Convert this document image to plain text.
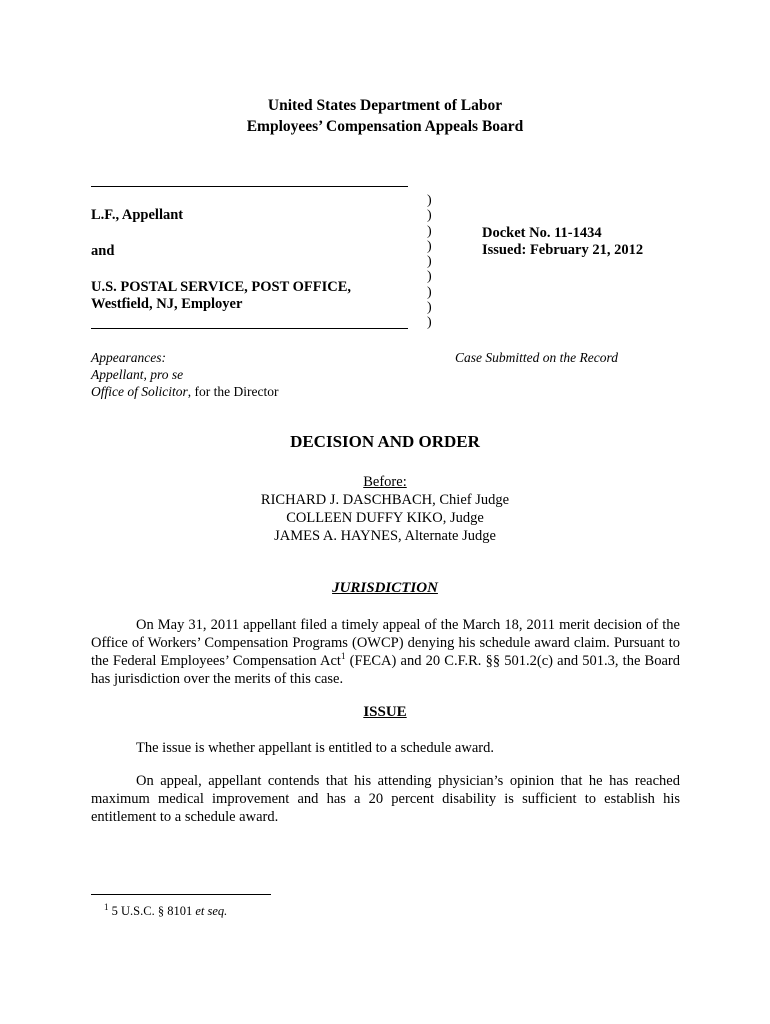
United States Department of Labor
Employees’ Compensation Appeals Board
L.F., Appellant
and
U.S. POSTAL SERVICE, POST OFFICE,
Westfield, NJ, Employer
)
)
)
)
)
)
)
)
)
Docket No. 11-1434
Issued: February 21, 2012
Appearances:
Appellant, pro se
Office of Solicitor, for the Director
Case Submitted on the Record
DECISION AND ORDER
Before:
RICHARD J. DASCHBACH, Chief Judge
COLLEEN DUFFY KIKO, Judge
JAMES A. HAYNES, Alternate Judge
JURISDICTION
On May 31, 2011 appellant filed a timely appeal of the March 18, 2011 merit decision of the Office of Workers’ Compensation Programs (OWCP) denying his schedule award claim. Pursuant to the Federal Employees’ Compensation Act$^1$ (FECA) and 20 C.F.R. §§ 501.2(c) and 501.3, the Board has jurisdiction over the merits of this case.
ISSUE
The issue is whether appellant is entitled to a schedule award.
On appeal, appellant contends that his attending physician’s opinion that he has reached maximum medical improvement and has a 20 percent disability is sufficient to establish his entitlement to a schedule award.
$^1$ 5 U.S.C. § 8101 et seq.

====

> [What you need to do]: Your answer should be a single number: how many lines of the material contain the word "Judge".

> [Result of this exercise]: 3